[start of Document passage]

Sorry if I wasn't clear. Once you set these parameters, you should no
longer use the 'analyze' command at all.
Doug
Re: [Nutch-dev] Re: NUTCH-7 - analyze tool takes up all the disk
space when there are circular links
Posted by "yoursoft@freemail.hu" <yo...@freemail.hu>.
In my config both parameter are true, and I have problem with www.nb1.hu/*.
You will replace the analysis with map-reduce?
Doug Cutting wrotte:
> yoursoft@freemail.hu wrote:
>
>> I have the same problem with latest nutch from svn. The reported
>> solution doesn't work for me. I would like to fix this problem.
>> Have anyone to any idea how to start with it?
>
>
> Sorry, but I have not used the analyze tool in a while. It is not
> actively maintained.
>
> As a workaround, I recommend setting both
> fetchlist.score.by.link.count and indexer.boost.by.link.count to
> true. This works well, provided you're not encountering a lot of link
> spam.
>
> Doug
>
>
> -------------------------------------------------------
> This SF.Net email is sponsored by: New Crystal Reports XI.
> Version 11 adds new functionality designed to reduce time involved in
> creating, integrating, and deploying reporting solutions. Free runtime
> info,
> new features, or free trial, at: http://www.businessobjects.com/devxi/728
> _______________________________________________
> Nutch-developers mailing list
> Nutch-developers@lists.sourceforge.net
> https://lists.sourceforge.net/lists/listinfo/nutch-developers
>
>
Re: NUTCH-7 - analyze tool takes up all the disk space when there
are circular links
Posted by Doug Cutting <cu...@nutch.org>.
yoursoft@freemail.hu wrote:
> I have the same problem with latest nutch from svn. The reported
> solution doesn't work for me. I would like to fix this problem.
> Have anyone to any idea how to start with it?
Sorry, but I have not used the analyze tool in a while. It is not
actively maintained.
As a workaround, I recommend setting both fetchlist.score.by.link.count
and indexer.boost.by.link.count to true. This works well, provided
you're not encountering a lot of link spam.
Doug
NUTCH-7 - analyze tool takes up all the disk space when there are
circular links
Posted by "yoursoft@freemail.hu" <yo...@freemail.hu>.
Dear Guys,
I have the same problem with latest nutch from svn. The reported
solution doesn't work for me. I would like to fix this problem.
Have anyone to any idea how to start with it?
Best Regards,
Ferenc

[end of Document passage]

_Directions_:
Using the Nutch mailing-list thread about the analyze tool, explain in one to three sentences why Doug Cutting suggests a workaround instead of advice on fixing the analyze tool, and what that workaround is. None of the rows matter for this task.

[start of Listed records]

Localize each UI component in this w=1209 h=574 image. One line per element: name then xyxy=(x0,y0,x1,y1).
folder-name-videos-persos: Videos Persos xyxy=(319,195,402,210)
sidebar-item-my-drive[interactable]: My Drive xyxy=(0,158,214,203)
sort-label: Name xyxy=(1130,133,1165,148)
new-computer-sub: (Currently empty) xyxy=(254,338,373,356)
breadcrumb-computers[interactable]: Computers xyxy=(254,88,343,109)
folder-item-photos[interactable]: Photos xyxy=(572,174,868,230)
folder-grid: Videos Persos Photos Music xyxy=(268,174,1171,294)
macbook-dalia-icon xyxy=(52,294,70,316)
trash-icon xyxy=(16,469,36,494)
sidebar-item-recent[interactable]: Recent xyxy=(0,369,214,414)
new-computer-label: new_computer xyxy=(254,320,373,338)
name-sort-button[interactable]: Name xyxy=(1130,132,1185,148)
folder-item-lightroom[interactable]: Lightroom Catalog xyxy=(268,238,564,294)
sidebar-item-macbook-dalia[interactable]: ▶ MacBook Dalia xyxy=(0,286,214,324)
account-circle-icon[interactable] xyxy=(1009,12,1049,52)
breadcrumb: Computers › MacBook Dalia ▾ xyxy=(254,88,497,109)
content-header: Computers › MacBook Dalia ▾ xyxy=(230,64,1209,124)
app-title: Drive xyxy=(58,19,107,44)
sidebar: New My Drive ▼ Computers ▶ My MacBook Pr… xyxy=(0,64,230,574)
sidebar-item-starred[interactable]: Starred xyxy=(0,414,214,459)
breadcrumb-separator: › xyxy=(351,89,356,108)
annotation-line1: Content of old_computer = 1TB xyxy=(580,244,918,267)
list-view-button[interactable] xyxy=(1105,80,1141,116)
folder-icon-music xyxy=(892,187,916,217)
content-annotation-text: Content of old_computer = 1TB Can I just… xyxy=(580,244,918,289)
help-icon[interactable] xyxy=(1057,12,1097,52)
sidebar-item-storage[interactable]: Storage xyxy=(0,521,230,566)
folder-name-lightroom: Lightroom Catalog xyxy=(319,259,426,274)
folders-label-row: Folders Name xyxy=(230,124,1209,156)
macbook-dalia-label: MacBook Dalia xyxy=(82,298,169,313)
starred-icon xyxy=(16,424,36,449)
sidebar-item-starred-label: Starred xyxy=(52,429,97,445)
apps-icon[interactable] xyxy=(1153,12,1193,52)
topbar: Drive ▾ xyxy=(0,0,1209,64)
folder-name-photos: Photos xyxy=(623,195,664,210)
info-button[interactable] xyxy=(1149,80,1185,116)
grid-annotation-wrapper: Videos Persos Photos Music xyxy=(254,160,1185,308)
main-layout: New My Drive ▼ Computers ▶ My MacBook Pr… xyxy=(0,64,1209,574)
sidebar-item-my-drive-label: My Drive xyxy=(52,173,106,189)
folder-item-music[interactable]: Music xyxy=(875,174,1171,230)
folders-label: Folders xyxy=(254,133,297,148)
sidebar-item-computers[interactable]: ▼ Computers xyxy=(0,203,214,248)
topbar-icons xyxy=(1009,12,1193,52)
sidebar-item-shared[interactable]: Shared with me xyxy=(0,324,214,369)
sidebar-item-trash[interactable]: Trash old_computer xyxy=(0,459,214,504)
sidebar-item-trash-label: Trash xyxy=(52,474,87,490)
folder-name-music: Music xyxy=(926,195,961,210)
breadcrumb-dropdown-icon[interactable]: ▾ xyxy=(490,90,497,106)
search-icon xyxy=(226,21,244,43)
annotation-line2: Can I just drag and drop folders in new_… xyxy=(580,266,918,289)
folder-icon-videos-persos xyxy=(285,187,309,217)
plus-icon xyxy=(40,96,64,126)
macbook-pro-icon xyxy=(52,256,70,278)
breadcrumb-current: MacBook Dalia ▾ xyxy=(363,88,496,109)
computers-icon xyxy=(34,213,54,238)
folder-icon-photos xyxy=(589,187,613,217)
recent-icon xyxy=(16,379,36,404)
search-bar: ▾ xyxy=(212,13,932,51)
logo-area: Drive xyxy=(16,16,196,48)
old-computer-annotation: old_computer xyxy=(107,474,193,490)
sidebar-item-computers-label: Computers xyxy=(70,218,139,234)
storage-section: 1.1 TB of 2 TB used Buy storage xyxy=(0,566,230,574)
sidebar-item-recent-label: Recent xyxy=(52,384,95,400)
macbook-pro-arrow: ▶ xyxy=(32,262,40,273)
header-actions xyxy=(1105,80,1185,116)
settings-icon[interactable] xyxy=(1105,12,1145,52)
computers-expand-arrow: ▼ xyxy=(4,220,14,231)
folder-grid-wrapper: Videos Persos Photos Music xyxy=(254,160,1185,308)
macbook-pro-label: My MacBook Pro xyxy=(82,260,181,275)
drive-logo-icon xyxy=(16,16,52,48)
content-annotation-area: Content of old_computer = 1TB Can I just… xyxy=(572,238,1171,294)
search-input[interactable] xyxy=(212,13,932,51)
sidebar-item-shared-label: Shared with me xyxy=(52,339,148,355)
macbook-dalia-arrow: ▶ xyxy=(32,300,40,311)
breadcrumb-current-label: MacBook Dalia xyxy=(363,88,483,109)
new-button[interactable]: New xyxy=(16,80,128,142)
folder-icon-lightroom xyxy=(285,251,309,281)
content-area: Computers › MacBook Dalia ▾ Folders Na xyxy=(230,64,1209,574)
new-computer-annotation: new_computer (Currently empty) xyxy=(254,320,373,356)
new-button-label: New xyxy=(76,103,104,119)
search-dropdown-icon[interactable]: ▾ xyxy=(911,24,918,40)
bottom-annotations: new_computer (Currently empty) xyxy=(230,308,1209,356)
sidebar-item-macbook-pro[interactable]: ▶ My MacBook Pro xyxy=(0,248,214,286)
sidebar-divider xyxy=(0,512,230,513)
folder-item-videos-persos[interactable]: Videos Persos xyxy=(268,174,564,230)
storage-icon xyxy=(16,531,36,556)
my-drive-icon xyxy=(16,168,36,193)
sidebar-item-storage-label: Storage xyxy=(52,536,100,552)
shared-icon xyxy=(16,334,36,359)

[end of Listed records]

_Full response_:
Doug Cutting has not used the analyze tool in a while, and it is not actively maintained. Instead, he recommends setting both fetchlist.score.by.link.count and indexer.boost.by.link.count to true, which works well as long as there is not a lot of link spam.